_OBJECTIVE_.
Strip the pictures and reproduce the rest of the listing exactly.

_DATA FOR THIS EXERCISE_.

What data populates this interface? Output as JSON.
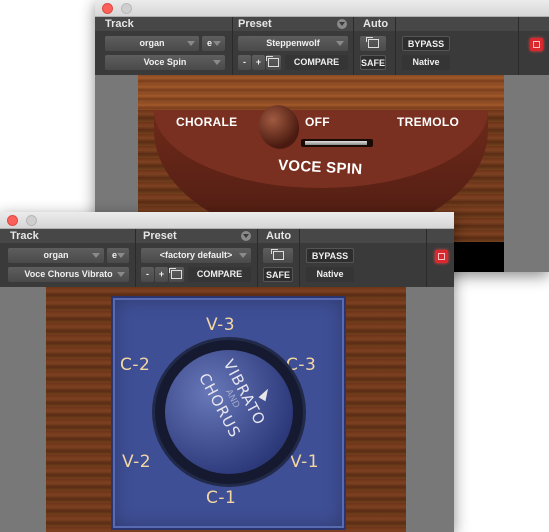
{
  "back_window": {
    "header": {
      "track_label": "Track",
      "preset_label": "Preset",
      "auto_label": "Auto",
      "track_name": "organ",
      "track_channel": "e",
      "plugin_name": "Voce Spin",
      "preset_name": "Steppenwolf",
      "minus_label": "-",
      "plus_label": "+",
      "compare_label": "COMPARE",
      "safe_label": "SAFE",
      "bypass_label": "BYPASS",
      "native_label": "Native"
    },
    "plugin": {
      "positions": [
        "CHORALE",
        "OFF",
        "TREMOLO"
      ],
      "title": "VOCE SPIN",
      "current_position": "CHORALE"
    }
  },
  "front_window": {
    "header": {
      "track_label": "Track",
      "preset_label": "Preset",
      "auto_label": "Auto",
      "track_name": "organ",
      "track_channel": "e",
      "plugin_name": "Voce Chorus Vibrato",
      "preset_name": "<factory default>",
      "minus_label": "-",
      "plus_label": "+",
      "compare_label": "COMPARE",
      "safe_label": "SAFE",
      "bypass_label": "BYPASS",
      "native_label": "Native"
    },
    "plugin": {
      "knob_text_line1": "VIBRATO",
      "knob_text_line2": "AND",
      "knob_text_line3": "CHORUS",
      "positions": {
        "v3": "V-3",
        "c3": "C-3",
        "v1": "V-1",
        "c1": "C-1",
        "v2": "V-2",
        "c2": "C-2"
      },
      "current_position": "C-3"
    }
  },
  "colors": {
    "header_bg": "#3a3a3a",
    "bypass_red": "#d9282e",
    "blue_panel": "#3f4f96",
    "label_cream": "#f2d7a2"
  }
}
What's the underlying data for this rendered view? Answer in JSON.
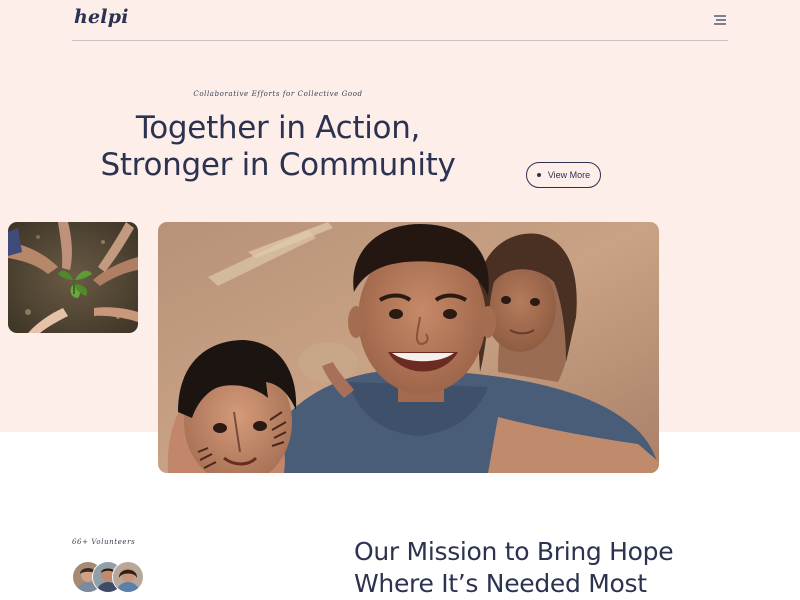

_WRITTEN SOLUTION_.
What data populates this interface? Output as JSON.
{
  "back_window": {
    "header": {
      "track_label": "Track",
      "preset_label": "Preset",
      "auto_label": "Auto",
      "track_name": "organ",
      "track_channel": "e",
      "plugin_name": "Voce Spin",
      "preset_name": "Steppenwolf",
      "minus_label": "-",
      "plus_label": "+",
      "compare_label": "COMPARE",
      "safe_label": "SAFE",
      "bypass_label": "BYPASS",
      "native_label": "Native"
    },
    "plugin": {
      "positions": [
        "CHORALE",
        "OFF",
        "TREMOLO"
      ],
      "title": "VOCE SPIN",
      "current_position": "CHORALE"
    }
  },
  "front_window": {
    "header": {
      "track_label": "Track",
      "preset_label": "Preset",
      "auto_label": "Auto",
      "track_name": "organ",
      "track_channel": "e",
      "plugin_name": "Voce Chorus Vibrato",
      "preset_name": "<factory default>",
      "minus_label": "-",
      "plus_label": "+",
      "compare_label": "COMPARE",
      "safe_label": "SAFE",
      "bypass_label": "BYPASS",
      "native_label": "Native"
    },
    "plugin": {
      "knob_text_line1": "VIBRATO",
      "knob_text_line2": "AND",
      "knob_text_line3": "CHORUS",
      "positions": {
        "v3": "V-3",
        "c3": "C-3",
        "v1": "V-1",
        "c1": "C-1",
        "v2": "V-2",
        "c2": "C-2"
      },
      "current_position": "C-3"
    }
  },
  "colors": {
    "header_bg": "#3a3a3a",
    "bypass_red": "#d9282e",
    "blue_panel": "#3f4f96",
    "label_cream": "#f2d7a2"
  }
}
What's the underlying data for this rendered view? Answer in JSON.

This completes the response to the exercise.